### DATA PROVIDED
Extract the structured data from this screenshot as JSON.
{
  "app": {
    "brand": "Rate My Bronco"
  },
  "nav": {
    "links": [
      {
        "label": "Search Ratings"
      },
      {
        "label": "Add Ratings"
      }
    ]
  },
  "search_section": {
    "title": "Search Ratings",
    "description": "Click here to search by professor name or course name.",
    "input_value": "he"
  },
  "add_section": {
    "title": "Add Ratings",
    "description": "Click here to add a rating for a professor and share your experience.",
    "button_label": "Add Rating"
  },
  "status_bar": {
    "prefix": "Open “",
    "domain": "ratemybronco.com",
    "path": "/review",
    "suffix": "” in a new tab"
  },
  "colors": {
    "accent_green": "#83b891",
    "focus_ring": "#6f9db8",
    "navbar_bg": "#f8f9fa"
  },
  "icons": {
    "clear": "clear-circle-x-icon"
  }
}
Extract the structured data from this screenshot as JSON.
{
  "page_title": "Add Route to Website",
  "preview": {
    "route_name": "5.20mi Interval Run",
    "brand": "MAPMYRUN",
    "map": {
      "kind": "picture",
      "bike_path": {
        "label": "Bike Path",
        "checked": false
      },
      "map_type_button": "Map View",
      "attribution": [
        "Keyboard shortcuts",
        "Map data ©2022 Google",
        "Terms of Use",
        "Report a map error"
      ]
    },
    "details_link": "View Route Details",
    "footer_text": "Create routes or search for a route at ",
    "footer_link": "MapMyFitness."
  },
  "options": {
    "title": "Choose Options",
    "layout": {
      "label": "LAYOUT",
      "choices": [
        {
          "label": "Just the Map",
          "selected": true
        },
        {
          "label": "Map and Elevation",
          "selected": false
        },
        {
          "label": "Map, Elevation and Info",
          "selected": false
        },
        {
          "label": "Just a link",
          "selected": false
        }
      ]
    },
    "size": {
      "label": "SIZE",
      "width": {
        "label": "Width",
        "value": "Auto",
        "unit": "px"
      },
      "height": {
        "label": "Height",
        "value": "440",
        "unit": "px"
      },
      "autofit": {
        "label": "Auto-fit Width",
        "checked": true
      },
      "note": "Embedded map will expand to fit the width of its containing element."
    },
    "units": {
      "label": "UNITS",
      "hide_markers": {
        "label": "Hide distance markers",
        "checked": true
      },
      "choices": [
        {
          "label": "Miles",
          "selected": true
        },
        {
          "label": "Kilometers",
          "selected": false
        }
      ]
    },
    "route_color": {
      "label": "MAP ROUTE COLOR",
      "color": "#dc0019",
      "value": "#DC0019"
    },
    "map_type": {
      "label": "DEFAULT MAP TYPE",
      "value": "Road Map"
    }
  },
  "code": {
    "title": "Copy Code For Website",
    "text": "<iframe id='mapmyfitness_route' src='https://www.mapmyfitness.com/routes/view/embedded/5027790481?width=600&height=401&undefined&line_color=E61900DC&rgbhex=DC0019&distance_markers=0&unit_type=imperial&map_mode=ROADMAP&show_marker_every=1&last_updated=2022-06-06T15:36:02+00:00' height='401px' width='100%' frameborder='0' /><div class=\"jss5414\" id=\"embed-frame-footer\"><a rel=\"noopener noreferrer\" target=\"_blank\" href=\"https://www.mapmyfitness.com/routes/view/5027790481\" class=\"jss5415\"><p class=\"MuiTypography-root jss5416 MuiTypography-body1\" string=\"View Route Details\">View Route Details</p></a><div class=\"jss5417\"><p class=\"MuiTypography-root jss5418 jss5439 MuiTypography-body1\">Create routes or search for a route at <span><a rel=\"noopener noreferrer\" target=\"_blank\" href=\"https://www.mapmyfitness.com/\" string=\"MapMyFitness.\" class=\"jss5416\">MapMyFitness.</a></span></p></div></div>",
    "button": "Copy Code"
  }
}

### WHAT THE TASK ASKS
Extract all lines of the records above that include "Copy".

### ANSWER TO THIS TASK
    "title": "Copy Code For Website",
    "button": "Copy Code"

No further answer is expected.